What you are asked to do:
Copy the items below verbatim, starting at the line with "atom [25, 116, 31, 123]" and ending at the line with "atom [295, 38, 303, 46]", both included.

Provided records:
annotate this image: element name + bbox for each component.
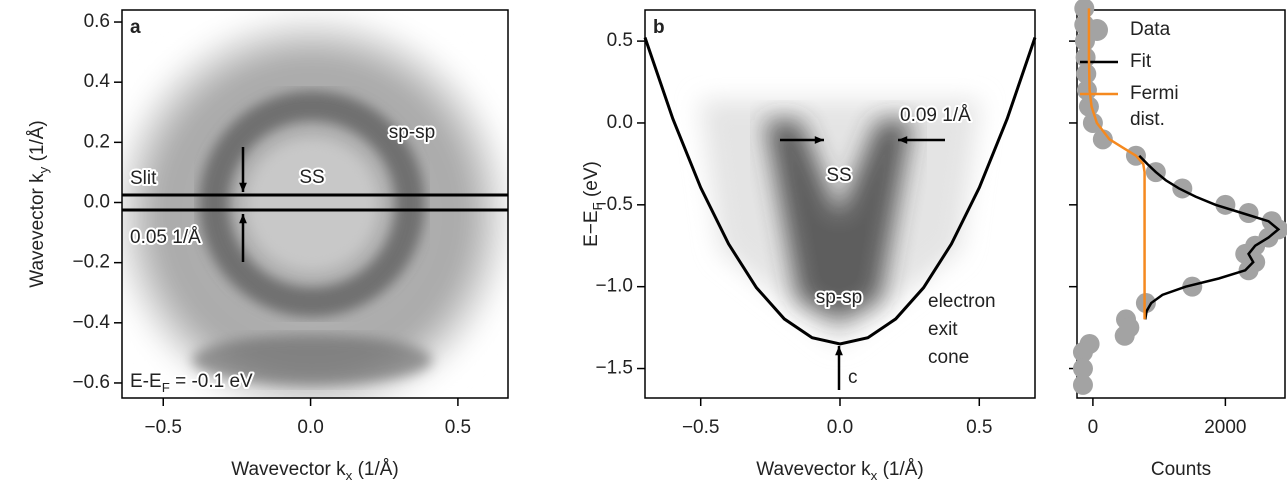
series-line xyxy=(1138,154,1281,320)
y-tick-label: −0.4 xyxy=(72,312,110,333)
annotation: SS xyxy=(299,167,324,188)
annotation: 0.09 1/Å xyxy=(900,105,971,126)
text-part: (1/Å) xyxy=(27,120,48,166)
legend-label: Data xyxy=(1130,19,1171,40)
y-tick-label: −1.5 xyxy=(595,358,633,379)
text-part: x xyxy=(346,468,353,483)
y-tick-label: 0.0 xyxy=(607,112,633,133)
photoemission-map xyxy=(122,10,508,398)
text-part: F xyxy=(162,380,170,395)
y-tick-label: −0.6 xyxy=(72,372,110,393)
text-part: x xyxy=(871,468,878,483)
x-axis-label: Wavevector kx (1/Å) xyxy=(756,459,924,483)
y-tick-label: 0.0 xyxy=(84,192,110,213)
x-tick-label: 0.0 xyxy=(827,417,853,438)
arrow-head xyxy=(814,136,824,144)
y-tick-label: 0.5 xyxy=(607,30,633,51)
text-part: y xyxy=(36,166,51,173)
y-axis-label: E−EF (eV) xyxy=(581,161,605,247)
annotation: SS xyxy=(826,165,851,186)
annotation: 0.05 1/Å xyxy=(130,227,201,248)
legend-word: Fit xyxy=(1130,51,1152,72)
annotation: cone xyxy=(928,347,969,368)
x-tick-label: 0 xyxy=(1088,417,1099,438)
legend-word: Fermi xyxy=(1130,83,1179,104)
x-tick-label: 2000 xyxy=(1204,417,1246,438)
data-point xyxy=(1114,325,1135,346)
data-point xyxy=(1172,178,1193,199)
arrow-head xyxy=(898,136,908,144)
legend-word: dist. xyxy=(1130,109,1165,130)
arrow-head xyxy=(239,214,247,224)
data-point xyxy=(1072,374,1093,395)
text-part: E−E xyxy=(581,210,602,246)
plot-frame xyxy=(121,9,509,399)
text-part: E-E xyxy=(130,371,162,392)
data-point xyxy=(1238,203,1259,224)
annotation: c xyxy=(848,367,858,388)
text-part: = -0.1 eV xyxy=(170,371,253,392)
annotation: exit xyxy=(928,319,958,340)
data-point xyxy=(1076,63,1097,84)
data-point xyxy=(1182,276,1203,297)
arrow-head xyxy=(239,182,247,192)
series-line xyxy=(1087,8,1146,320)
legend-label: Fermi dist. xyxy=(1130,83,1179,130)
y-tick-label: 0.2 xyxy=(84,131,110,152)
y-axis-label: Wavevector ky (1/Å) xyxy=(27,120,51,288)
arrow-head xyxy=(835,346,843,356)
x-tick-label: −0.5 xyxy=(682,417,720,438)
plot-frame xyxy=(1076,9,1286,399)
annotation: sp-sp xyxy=(816,287,862,308)
text-part: Wavevector k xyxy=(27,173,48,288)
data-point xyxy=(1072,342,1093,363)
x-tick-label: 0.5 xyxy=(966,417,992,438)
x-axis-label: Wavevector kx (1/Å) xyxy=(231,459,399,483)
x-tick-label: 0.5 xyxy=(445,417,471,438)
text-part: (eV) xyxy=(581,161,602,202)
annotation: Slit xyxy=(130,168,157,189)
data-point xyxy=(1238,260,1259,281)
text-part: Wavevector k xyxy=(231,459,346,480)
x-tick-label: −0.5 xyxy=(144,417,182,438)
text-part: Wavevector k xyxy=(756,459,871,480)
text-part: (1/Å) xyxy=(877,459,923,480)
panel-label: a xyxy=(130,17,141,38)
dispersion-map xyxy=(700,100,980,345)
y-tick-label: −0.5 xyxy=(595,194,633,215)
data-point xyxy=(1082,112,1103,133)
legend-label: Fit xyxy=(1130,51,1152,72)
data-point xyxy=(1092,129,1113,150)
legend-marker xyxy=(1086,19,1108,41)
annotation: electron xyxy=(928,291,996,312)
y-tick-label: 0.4 xyxy=(84,71,111,92)
panel-label: b xyxy=(653,17,665,38)
text-part: (1/Å) xyxy=(352,459,398,480)
legend-word: Data xyxy=(1130,19,1171,40)
data-point xyxy=(1072,358,1093,379)
y-tick-label: −0.2 xyxy=(72,252,110,273)
y-tick-label: −1.0 xyxy=(595,276,633,297)
text-part: F xyxy=(590,202,605,210)
exit-cone-curve xyxy=(643,37,1037,346)
x-axis-label: Counts xyxy=(1151,459,1211,480)
data-point xyxy=(1135,293,1156,314)
annotation: sp-sp xyxy=(389,122,435,143)
annotation: E-EF = -0.1 eV xyxy=(130,371,253,395)
x-tick-label: 0.0 xyxy=(297,417,323,438)
y-tick-label: 0.6 xyxy=(84,11,110,32)
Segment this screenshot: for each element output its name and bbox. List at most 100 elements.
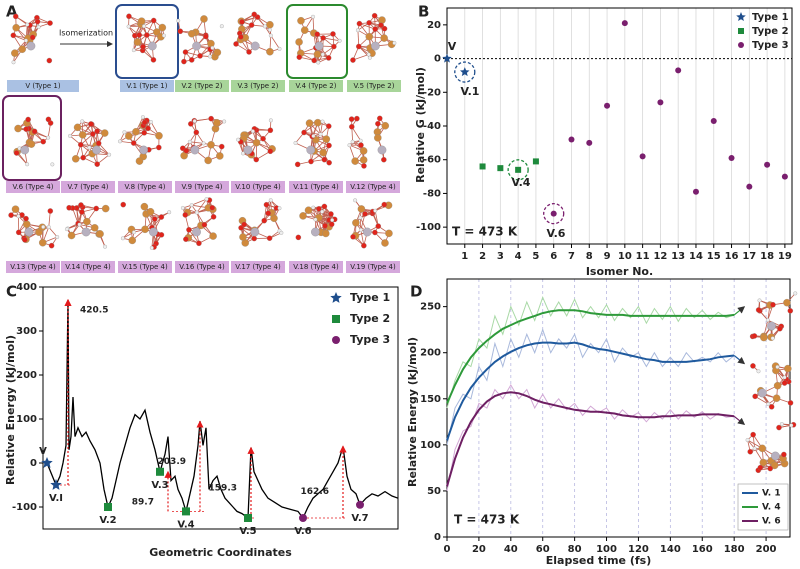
atom [25, 116, 31, 123]
highlight-circle [543, 203, 565, 225]
x-tick-label: 12 [653, 251, 667, 262]
square-marker [244, 514, 252, 522]
bond [188, 229, 200, 244]
atom [213, 48, 222, 57]
atom [322, 222, 328, 229]
atom [374, 134, 382, 142]
atom [189, 203, 194, 208]
atom [151, 216, 158, 222]
atom [331, 43, 337, 50]
end-arrow [733, 415, 746, 426]
structure-label: V.6 (Type 4) [12, 183, 53, 191]
circle-marker [356, 500, 364, 509]
barrier-label: 420.5 [80, 305, 108, 315]
atom [377, 145, 387, 155]
circle-marker [621, 20, 628, 27]
highlight-box [115, 4, 179, 79]
atom [236, 137, 241, 142]
atom [183, 236, 189, 242]
atom [295, 234, 302, 241]
atom [90, 131, 96, 137]
atom [67, 231, 76, 240]
smoothed-trajectory [446, 391, 735, 487]
structure-label: V.4 (Type 2) [295, 82, 336, 90]
atom [24, 38, 28, 43]
atom [775, 365, 780, 369]
x-tick-label: 5 [532, 251, 539, 262]
x-tick-label: 9 [604, 251, 611, 262]
atom [319, 148, 327, 157]
atom [297, 16, 305, 25]
atom [101, 204, 110, 213]
plot-frame [446, 7, 793, 245]
atom [188, 57, 195, 63]
atom [294, 161, 301, 168]
atom [767, 321, 776, 331]
atom [356, 43, 362, 50]
atom [776, 424, 782, 431]
atom [392, 41, 397, 45]
atom [46, 57, 53, 64]
atom [210, 45, 215, 50]
atom [158, 214, 165, 220]
atom [192, 227, 201, 237]
x-tick-label: 16 [725, 251, 739, 262]
y-axis-label: Relative Energy (kJ/mol) [406, 337, 419, 487]
structure-label-bg [347, 80, 401, 92]
atom [183, 147, 190, 154]
atom [358, 228, 363, 232]
atom [268, 198, 273, 203]
atom [295, 38, 303, 46]
atom [347, 143, 352, 148]
atom [267, 127, 274, 134]
legend-marker [332, 315, 340, 323]
atom [248, 22, 255, 28]
structure-label: V.17 (Type 4) [235, 263, 281, 271]
point-annotation: V.4 [512, 176, 531, 189]
atom [133, 38, 142, 46]
atom [140, 43, 146, 50]
atom [320, 35, 326, 41]
point-label: V.5 [239, 526, 256, 537]
atom [300, 26, 309, 34]
atom [128, 236, 137, 245]
x-tick-label: 19 [778, 251, 792, 262]
y-tick-label: 100 [16, 414, 37, 425]
atom [267, 148, 274, 155]
structure-label: V.5 (Type 2) [353, 82, 394, 90]
square-marker [497, 165, 504, 172]
atom [149, 227, 158, 237]
structure-label: V.18 (Type 4) [293, 263, 339, 271]
atom [155, 132, 163, 140]
atom [267, 27, 272, 32]
atom [375, 223, 382, 229]
atom [372, 26, 378, 32]
atom [772, 394, 781, 402]
atom [88, 121, 94, 127]
atom [48, 242, 55, 249]
atom [377, 115, 383, 122]
atom [793, 291, 798, 296]
x-tick-label: 7 [568, 251, 575, 262]
atom [353, 198, 358, 203]
atom [213, 119, 221, 127]
atom [308, 158, 314, 165]
atom [140, 202, 149, 211]
atom [263, 201, 270, 208]
panel-label: B [418, 3, 429, 21]
atom [150, 17, 157, 24]
x-tick-label: 120 [628, 544, 649, 555]
structure-label: V.19 (Type 4) [350, 263, 396, 271]
atom [378, 22, 384, 28]
panel-label: C [6, 283, 17, 301]
barrier-label: 159.3 [209, 483, 237, 493]
x-tick-label: 3 [497, 251, 504, 262]
atom [34, 18, 41, 25]
structure-label: V.15 (Type 4) [122, 263, 168, 271]
atom [350, 57, 356, 63]
atom [313, 50, 322, 58]
atom [320, 209, 325, 214]
atom [752, 446, 757, 451]
atom [222, 119, 227, 124]
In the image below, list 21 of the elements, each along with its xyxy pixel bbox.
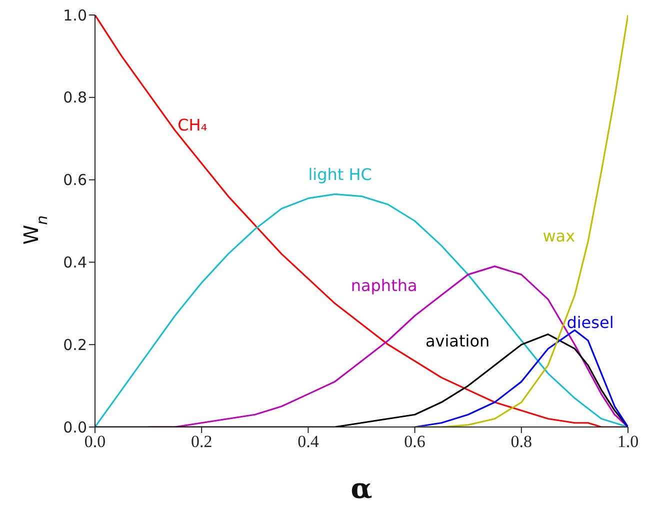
y-tick-label: 0.8 [63, 88, 87, 107]
x-tick-label: 0.4 [298, 432, 320, 452]
series-label: light HC [308, 164, 372, 184]
y-tick-label: 0.2 [63, 336, 87, 354]
line-series [414, 15, 628, 427]
x-tick-label: 0.6 [404, 432, 426, 452]
x-axis-title: α [350, 472, 372, 505]
x-tick-label: 0.2 [190, 432, 212, 452]
y-tick-label: 0.0 [63, 418, 87, 436]
x-tick-label: 0.0 [84, 432, 106, 452]
series-label: CH₄ [178, 115, 208, 134]
y-tick-label: 0.6 [63, 171, 87, 190]
series-label: naphtha [350, 276, 418, 296]
line-series [414, 329, 628, 427]
y-tick-label: 1.0 [63, 6, 87, 24]
x-tick-label: 1.0 [617, 432, 639, 452]
series-label: diesel [566, 313, 614, 332]
y-tick-label: 0.4 [63, 254, 87, 272]
series-label: aviation [425, 332, 490, 351]
series-label: wax [542, 226, 576, 246]
x-tick-label: 0.8 [510, 432, 532, 452]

Worked solution:
atom [25, 116, 31, 123]
highlight-circle [543, 203, 565, 225]
x-tick-label: 12 [653, 251, 667, 262]
square-marker [244, 514, 252, 522]
bond [188, 229, 200, 244]
atom [213, 48, 222, 57]
atom [322, 222, 328, 229]
atom [374, 134, 382, 142]
atom [189, 203, 194, 208]
atom [151, 216, 158, 222]
atom [331, 43, 337, 50]
end-arrow [733, 415, 746, 426]
structure-label: V.6 (Type 4) [12, 183, 53, 191]
circle-marker [356, 500, 364, 509]
barrier-label: 420.5 [80, 305, 108, 315]
atom [377, 145, 387, 155]
circle-marker [621, 20, 628, 27]
highlight-box [115, 4, 179, 79]
atom [236, 137, 241, 142]
atom [183, 236, 189, 242]
atom [295, 234, 302, 241]
atom [90, 131, 96, 137]
atom [67, 231, 76, 240]
smoothed-trajectory [446, 391, 735, 487]
structure-label: V.4 (Type 2) [295, 82, 336, 90]
atom [24, 38, 28, 43]
atom [775, 365, 780, 369]
x-tick-label: 5 [532, 251, 539, 262]
x-tick-label: 9 [604, 251, 611, 262]
atom [319, 148, 327, 157]
atom [297, 16, 305, 25]
atom [101, 204, 110, 213]
plot-frame [446, 7, 793, 245]
atom [188, 57, 195, 63]
atom [294, 161, 301, 168]
atom [767, 321, 776, 331]
atom [356, 43, 362, 50]
atom [776, 424, 782, 431]
atom [392, 41, 397, 45]
atom [46, 57, 53, 64]
atom [210, 45, 215, 50]
atom [158, 214, 165, 220]
atom [192, 227, 201, 237]
x-tick-label: 16 [725, 251, 739, 262]
y-axis-label: Relative Energy (kJ/mol) [406, 337, 419, 487]
structure-label-bg [347, 80, 401, 92]
atom [183, 147, 190, 154]
atom [358, 228, 363, 232]
atom [268, 198, 273, 203]
atom [295, 38, 303, 46]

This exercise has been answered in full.